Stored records

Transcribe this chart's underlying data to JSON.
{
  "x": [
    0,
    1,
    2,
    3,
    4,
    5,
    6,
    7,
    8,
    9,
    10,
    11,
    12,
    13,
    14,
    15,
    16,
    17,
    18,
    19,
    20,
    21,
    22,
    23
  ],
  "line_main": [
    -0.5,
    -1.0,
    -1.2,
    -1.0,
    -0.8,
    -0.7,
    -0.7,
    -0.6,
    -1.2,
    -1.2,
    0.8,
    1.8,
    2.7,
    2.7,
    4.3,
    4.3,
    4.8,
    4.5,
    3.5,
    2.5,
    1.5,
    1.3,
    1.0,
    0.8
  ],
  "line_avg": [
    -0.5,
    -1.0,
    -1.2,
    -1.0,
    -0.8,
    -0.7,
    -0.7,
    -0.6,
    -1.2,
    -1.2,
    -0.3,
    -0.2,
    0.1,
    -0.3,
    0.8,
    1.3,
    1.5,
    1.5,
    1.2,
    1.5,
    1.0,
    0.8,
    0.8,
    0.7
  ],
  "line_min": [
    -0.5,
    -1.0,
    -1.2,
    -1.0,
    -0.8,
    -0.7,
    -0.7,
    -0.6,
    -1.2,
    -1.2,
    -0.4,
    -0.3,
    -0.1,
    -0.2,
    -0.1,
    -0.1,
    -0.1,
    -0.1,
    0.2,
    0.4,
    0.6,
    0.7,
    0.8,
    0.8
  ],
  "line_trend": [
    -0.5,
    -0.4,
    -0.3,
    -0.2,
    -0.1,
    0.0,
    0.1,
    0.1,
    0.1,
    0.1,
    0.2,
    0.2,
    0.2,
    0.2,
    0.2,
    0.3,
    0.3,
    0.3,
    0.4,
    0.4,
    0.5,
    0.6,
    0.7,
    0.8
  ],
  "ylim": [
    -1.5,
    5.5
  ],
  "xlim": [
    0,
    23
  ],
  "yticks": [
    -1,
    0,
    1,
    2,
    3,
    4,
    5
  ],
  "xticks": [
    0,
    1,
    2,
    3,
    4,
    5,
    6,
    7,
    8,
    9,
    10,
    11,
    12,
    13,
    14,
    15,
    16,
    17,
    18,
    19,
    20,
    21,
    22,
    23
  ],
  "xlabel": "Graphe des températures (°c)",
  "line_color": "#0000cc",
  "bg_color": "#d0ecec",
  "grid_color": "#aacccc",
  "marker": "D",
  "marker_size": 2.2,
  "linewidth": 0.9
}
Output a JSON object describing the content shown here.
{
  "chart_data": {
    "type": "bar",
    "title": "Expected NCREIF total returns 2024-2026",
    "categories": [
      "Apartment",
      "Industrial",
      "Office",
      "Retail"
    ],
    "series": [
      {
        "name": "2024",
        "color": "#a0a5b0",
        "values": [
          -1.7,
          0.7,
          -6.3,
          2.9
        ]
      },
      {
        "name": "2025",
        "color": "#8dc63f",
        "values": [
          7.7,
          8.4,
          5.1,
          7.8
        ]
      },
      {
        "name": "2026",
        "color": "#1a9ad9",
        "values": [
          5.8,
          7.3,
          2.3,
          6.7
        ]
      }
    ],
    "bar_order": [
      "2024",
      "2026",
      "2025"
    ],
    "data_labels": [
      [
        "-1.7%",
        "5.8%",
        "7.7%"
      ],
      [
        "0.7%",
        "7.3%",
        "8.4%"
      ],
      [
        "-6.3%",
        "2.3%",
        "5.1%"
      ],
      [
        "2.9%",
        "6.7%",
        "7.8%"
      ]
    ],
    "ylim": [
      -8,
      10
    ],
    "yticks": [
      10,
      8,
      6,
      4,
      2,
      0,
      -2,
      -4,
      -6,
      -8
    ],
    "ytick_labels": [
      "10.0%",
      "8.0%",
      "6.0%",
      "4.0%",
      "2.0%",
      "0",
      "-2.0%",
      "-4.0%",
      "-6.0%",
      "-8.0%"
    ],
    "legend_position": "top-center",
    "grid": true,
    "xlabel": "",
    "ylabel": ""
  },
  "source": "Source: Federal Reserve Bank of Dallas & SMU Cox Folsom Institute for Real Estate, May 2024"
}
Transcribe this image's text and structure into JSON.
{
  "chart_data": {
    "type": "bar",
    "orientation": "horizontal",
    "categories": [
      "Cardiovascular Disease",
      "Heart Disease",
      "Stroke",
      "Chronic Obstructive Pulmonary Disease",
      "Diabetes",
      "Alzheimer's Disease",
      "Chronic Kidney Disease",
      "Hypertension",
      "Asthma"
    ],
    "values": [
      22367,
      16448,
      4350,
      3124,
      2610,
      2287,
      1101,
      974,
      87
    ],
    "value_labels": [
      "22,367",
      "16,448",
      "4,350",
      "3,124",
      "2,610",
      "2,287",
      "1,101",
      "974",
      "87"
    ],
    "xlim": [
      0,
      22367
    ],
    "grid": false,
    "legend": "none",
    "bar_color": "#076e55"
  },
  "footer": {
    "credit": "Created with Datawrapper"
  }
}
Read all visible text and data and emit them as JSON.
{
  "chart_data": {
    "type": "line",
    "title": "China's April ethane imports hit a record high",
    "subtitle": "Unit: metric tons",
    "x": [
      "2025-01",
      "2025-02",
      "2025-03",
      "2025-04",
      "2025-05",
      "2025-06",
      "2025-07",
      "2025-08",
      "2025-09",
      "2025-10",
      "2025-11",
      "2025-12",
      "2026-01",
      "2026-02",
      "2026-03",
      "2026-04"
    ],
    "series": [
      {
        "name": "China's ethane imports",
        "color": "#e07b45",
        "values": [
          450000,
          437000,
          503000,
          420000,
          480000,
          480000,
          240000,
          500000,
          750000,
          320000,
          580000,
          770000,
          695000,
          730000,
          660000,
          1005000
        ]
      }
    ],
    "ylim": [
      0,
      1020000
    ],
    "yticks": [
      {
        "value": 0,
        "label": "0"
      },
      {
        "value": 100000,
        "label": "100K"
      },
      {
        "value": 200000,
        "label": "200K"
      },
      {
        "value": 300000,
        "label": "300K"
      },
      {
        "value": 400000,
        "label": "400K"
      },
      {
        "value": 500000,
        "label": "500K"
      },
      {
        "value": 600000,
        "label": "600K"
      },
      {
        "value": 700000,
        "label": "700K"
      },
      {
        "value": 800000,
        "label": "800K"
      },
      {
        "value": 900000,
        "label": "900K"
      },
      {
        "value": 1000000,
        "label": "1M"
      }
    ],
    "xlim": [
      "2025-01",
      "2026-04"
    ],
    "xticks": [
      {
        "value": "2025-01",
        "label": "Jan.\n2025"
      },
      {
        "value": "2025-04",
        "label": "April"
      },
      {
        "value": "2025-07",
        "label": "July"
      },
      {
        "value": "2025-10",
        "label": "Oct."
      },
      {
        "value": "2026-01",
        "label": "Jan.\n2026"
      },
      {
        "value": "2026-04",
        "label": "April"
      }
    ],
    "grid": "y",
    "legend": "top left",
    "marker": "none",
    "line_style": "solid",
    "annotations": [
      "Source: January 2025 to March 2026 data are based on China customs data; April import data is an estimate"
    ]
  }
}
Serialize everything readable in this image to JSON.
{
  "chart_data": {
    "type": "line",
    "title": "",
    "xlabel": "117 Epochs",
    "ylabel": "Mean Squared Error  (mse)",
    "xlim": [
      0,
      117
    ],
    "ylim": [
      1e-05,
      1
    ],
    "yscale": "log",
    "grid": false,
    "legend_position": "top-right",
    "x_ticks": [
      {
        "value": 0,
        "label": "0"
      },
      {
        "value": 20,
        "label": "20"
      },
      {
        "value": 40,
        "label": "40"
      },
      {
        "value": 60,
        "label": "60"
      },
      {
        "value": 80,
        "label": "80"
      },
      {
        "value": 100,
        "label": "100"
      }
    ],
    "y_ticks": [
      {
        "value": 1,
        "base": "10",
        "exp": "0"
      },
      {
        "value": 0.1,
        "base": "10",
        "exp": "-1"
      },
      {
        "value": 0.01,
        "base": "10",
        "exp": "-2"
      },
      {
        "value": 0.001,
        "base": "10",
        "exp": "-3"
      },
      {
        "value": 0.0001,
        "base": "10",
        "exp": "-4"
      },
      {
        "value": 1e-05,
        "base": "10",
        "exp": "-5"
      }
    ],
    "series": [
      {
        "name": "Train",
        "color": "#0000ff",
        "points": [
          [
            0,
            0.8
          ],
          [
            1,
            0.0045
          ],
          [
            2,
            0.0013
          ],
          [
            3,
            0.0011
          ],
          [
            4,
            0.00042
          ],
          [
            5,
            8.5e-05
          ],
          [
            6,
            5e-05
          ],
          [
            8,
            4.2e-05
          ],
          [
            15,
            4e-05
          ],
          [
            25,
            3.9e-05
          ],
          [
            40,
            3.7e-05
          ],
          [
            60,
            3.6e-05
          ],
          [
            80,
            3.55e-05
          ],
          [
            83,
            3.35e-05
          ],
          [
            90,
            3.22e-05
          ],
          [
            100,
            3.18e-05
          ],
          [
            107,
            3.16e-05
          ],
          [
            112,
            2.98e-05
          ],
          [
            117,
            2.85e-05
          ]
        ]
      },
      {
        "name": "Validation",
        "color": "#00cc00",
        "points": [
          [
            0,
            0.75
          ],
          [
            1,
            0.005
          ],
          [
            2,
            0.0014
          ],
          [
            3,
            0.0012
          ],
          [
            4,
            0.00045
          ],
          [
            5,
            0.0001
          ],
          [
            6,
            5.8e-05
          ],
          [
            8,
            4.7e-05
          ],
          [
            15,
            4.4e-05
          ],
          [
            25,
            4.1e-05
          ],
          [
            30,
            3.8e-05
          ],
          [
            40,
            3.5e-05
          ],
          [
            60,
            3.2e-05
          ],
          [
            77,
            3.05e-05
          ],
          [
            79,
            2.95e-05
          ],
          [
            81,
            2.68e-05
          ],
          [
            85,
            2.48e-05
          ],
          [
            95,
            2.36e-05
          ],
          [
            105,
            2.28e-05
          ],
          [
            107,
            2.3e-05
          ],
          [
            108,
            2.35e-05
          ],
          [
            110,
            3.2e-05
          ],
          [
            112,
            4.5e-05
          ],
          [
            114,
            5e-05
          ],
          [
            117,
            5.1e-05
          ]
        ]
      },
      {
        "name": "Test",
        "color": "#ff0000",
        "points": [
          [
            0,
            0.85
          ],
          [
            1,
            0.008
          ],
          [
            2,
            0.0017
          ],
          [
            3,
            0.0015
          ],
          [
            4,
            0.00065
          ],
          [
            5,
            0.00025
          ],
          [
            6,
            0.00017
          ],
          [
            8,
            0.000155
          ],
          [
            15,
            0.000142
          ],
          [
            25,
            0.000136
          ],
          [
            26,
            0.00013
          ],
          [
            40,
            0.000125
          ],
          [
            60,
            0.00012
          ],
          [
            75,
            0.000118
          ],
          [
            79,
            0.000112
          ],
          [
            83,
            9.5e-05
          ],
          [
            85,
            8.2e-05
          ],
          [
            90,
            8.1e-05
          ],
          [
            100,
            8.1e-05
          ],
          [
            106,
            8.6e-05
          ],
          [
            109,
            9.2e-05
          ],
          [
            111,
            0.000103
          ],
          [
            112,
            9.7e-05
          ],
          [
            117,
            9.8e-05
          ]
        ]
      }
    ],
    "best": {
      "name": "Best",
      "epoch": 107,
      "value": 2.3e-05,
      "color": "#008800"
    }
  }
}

*WORK INSTRUCTIONS*. Look above for lines with the word "Source" and copy them all.

*REPLY TO THE TASK*.
  "source": "Source: Federal Reserve Bank of Dallas & SMU Cox Folsom Institute for Real Estate, May 2024"
      "Source: January 2025 to March 2026 data are based on China customs data; April import data is an estimate"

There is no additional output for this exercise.